--- Begin INPUT ROWS ---
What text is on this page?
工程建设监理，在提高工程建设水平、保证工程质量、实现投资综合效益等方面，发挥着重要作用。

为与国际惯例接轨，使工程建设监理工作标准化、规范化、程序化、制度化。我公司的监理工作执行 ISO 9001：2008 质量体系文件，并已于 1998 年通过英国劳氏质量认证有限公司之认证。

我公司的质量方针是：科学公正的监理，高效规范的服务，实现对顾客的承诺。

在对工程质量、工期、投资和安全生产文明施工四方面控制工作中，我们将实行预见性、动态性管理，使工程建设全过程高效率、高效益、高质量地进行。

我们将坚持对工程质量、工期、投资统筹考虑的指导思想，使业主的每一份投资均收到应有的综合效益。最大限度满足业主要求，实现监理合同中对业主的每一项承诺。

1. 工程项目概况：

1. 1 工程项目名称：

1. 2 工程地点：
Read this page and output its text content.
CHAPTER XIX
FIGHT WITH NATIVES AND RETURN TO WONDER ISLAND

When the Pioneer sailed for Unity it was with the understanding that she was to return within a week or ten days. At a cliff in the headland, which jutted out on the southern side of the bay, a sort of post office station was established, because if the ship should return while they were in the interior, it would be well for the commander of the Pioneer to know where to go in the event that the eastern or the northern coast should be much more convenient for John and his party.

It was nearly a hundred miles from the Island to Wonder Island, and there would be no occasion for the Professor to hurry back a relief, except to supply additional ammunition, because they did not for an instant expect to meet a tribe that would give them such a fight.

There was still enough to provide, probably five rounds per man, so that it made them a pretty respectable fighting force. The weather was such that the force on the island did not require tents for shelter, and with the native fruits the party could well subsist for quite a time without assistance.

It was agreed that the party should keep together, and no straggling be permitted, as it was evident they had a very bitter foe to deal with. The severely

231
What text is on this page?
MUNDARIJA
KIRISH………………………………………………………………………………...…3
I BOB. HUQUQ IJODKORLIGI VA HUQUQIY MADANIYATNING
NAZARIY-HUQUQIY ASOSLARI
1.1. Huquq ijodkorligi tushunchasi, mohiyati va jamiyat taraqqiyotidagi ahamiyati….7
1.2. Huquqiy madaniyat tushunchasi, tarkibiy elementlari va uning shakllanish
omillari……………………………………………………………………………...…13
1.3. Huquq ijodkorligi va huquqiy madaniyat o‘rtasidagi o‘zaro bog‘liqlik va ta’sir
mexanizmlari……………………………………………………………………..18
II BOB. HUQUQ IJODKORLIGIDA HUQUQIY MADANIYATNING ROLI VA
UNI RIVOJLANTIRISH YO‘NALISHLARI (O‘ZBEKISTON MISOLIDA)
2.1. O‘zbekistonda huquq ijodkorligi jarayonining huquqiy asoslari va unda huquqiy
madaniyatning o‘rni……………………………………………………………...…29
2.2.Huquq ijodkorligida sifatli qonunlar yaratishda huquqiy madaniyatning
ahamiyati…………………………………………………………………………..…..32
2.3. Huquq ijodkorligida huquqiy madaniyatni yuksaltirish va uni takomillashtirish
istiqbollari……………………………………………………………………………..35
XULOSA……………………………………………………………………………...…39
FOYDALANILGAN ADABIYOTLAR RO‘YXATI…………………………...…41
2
--- End INPUT ROWS ---
> _EXERCISE GOAL_: Return all lines containing "them".

> _RESULT BELOW_:
It was nearly a hundred miles from the Island to Wonder Island, and there would be no occasion for the Professor to hurry back a relief, except to supply additional ammunition, because they did not for an instant expect to meet a tribe that would give them such a fight.
There was still enough to provide, probably five rounds per man, so that it made them a pretty respectable fighting force. The weather was such that the force on the island did not require tents for shelter, and with the native fruits the party could well subsist for quite a time without assistance.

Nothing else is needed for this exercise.